> [Source passage]

------------

= Prostate cancer staging =

Process of categorizing cancer risk

Prostate cancer staging is the process by which physicians categorize the risk of cancer having spread beyond the prostate, or equivalently, the probability of being cured with local therapies such as surgery or radiation. Once patients are placed in prognostic categories, this information can contribute to the selection of an optimal approach to treatment. Prostate cancer stage can be assessed by either clinical or pathological staging methods. Clinical staging usually occurs before the first treatment and tumour presence is determined through imaging and rectal examination, while pathological staging is done after treatment once a biopsy is performed or the prostate is removed by looking at the cell types within the sample.

There are two schemes commonly used to stage prostate cancer in the United States. The most common is promulgated by the American Joint Committee on Cancer (AJCC), and is known as the TNM system, which evaluates the size of the tumor, the extent of involved lymph nodes, and any metastasis (distant spread) and also takes into account cancer grade. As with many other cancers, these are often grouped into four stages (I–IV). Another scheme that was used in the past was Whitmore-Jewett staging, although TNM staging is more common in modern practice.

In the United Kingdom, the 5-tiered Cambridge Prognostic Group (CPG) is used, replacing a previous system that divided prostate cancer into three risk groups.

------------

> [Page layout parsing data]

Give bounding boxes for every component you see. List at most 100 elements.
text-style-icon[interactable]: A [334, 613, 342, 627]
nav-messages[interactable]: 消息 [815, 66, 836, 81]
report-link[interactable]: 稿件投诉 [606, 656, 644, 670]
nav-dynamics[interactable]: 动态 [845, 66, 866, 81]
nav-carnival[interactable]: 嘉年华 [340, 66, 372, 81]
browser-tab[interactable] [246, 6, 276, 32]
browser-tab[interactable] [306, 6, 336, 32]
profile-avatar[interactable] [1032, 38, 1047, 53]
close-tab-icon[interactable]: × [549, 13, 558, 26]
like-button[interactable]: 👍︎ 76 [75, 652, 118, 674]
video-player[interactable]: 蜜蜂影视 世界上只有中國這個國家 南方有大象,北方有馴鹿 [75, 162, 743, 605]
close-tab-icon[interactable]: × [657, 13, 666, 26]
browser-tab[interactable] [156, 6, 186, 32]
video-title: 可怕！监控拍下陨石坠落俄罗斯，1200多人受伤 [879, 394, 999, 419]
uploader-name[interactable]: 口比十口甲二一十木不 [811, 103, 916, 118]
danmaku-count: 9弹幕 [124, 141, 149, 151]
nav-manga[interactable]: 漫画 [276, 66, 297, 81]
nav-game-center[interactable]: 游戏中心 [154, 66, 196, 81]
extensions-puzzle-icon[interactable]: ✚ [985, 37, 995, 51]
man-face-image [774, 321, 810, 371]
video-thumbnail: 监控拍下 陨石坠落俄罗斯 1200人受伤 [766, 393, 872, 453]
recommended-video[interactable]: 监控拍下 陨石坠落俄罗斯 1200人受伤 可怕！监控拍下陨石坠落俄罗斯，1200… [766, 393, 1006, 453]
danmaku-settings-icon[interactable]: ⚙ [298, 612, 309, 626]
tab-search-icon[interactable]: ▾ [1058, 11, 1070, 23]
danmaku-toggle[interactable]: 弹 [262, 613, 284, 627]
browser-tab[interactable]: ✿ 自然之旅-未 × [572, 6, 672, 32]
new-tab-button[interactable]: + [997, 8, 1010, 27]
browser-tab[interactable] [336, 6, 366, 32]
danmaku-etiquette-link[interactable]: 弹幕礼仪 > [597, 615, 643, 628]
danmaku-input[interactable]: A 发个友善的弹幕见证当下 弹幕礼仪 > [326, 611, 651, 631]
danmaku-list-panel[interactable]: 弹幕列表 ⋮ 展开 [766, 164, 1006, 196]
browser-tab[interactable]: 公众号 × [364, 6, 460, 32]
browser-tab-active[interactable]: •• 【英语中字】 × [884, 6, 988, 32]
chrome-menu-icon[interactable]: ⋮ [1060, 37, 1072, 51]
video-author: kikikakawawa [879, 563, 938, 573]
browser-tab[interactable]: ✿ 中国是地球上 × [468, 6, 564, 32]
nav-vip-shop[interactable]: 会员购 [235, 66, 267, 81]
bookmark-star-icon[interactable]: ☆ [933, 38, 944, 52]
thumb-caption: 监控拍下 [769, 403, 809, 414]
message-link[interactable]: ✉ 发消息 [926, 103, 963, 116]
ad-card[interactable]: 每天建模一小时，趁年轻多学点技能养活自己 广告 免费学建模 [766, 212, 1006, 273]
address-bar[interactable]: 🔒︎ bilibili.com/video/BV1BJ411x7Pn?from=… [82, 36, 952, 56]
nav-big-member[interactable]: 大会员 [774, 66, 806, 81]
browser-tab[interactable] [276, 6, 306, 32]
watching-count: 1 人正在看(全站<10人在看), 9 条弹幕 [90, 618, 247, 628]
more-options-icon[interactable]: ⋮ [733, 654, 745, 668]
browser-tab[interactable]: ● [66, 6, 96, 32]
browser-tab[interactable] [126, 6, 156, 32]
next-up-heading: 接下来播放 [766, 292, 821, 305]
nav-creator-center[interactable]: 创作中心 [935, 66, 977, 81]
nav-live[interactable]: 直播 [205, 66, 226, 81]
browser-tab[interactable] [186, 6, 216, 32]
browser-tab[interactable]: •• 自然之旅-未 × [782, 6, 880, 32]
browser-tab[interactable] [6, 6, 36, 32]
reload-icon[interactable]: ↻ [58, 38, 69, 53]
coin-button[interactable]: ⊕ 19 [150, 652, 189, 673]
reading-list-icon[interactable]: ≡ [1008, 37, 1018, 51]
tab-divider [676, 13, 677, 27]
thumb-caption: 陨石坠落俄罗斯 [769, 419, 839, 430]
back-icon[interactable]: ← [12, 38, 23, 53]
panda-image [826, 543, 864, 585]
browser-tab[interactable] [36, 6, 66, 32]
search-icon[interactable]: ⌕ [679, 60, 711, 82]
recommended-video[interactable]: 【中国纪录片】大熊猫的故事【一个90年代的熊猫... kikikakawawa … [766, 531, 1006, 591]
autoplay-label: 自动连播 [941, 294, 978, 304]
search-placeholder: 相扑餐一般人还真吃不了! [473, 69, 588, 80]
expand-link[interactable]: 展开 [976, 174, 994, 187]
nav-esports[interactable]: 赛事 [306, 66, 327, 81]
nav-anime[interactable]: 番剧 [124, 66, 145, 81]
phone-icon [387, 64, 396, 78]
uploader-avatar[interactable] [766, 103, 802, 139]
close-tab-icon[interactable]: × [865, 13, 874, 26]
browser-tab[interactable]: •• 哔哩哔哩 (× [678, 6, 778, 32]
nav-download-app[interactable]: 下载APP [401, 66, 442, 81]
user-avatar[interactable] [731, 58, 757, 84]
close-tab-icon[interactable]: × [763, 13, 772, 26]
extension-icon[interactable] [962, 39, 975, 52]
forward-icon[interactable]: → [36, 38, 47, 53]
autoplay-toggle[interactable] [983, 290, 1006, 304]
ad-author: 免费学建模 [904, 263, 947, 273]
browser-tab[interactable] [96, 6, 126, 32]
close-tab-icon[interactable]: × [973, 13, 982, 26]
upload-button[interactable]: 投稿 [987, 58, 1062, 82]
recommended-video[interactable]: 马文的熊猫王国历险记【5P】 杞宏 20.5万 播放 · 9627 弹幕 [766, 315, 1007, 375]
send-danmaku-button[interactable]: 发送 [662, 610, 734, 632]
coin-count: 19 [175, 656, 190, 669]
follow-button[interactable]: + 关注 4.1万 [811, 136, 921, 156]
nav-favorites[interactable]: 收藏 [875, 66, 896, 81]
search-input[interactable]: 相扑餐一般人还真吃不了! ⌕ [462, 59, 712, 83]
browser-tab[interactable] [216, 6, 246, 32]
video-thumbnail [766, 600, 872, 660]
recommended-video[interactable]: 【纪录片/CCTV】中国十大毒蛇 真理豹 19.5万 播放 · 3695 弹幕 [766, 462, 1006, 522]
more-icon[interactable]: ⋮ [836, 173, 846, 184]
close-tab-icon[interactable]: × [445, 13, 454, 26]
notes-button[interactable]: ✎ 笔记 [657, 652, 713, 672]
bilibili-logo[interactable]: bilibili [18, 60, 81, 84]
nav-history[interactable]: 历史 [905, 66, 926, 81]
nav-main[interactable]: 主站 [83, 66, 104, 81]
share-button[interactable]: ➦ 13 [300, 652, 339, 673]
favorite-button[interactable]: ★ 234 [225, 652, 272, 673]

------------

> [Parts of the exercise]
a. Using the passage on prostate cancer staging, answer these:
(i) When does clinical staging usually take place?
(ii) Which organization promulgates the TNM system?
(iii) How many tiers does the Cambridge Prognostic Group have?
b. Go on with the passage on prostate cancer staging from its last sentence.
The page layout parsing material stands apart from the passage on prostate cancer staging.

> [Activity answers]
a.
(i) Before the first treatment.
(ii) The American Joint Committee on Cancer (AJCC).
(iii) Five.

b.
==TNM staging==

From the AJCC 7th edition and UICC 7th edition.

Stage I disease is cancer that is found incidentally in a small part of the sample when prostate tissue is removed for other reasons, such as benign prostatic hyperplasia, and the cells closely resemble normal cells and the gland feels normal to the examining finger. In Stage II more of the prostate is involved and a lump can be felt within the gland. In Stage III, the tumor has spread through the prostatic capsule and the lump can be felt on the surface of the gland. In Stage IV disease, the tumor has invaded nearby structures or has spread to lymph nodes or other organs. The Gleason Grading System is based on cellular content and tissue architecture from biopsies, which provides an estimate of the destructive potential and ultimate prognosis of the disease.

===Evaluation of the (primary) tumor ('T')===
====Clinical T stage (cT)====
- cTX: cannot evaluate the primary tumor
- cT0: no evidence of tumor
- cT1: tumor present, but not detectable clinically or with imaging
  - cT1a: tumor was incidentally found in 5% or less of prostate tissue resected (for other reasons)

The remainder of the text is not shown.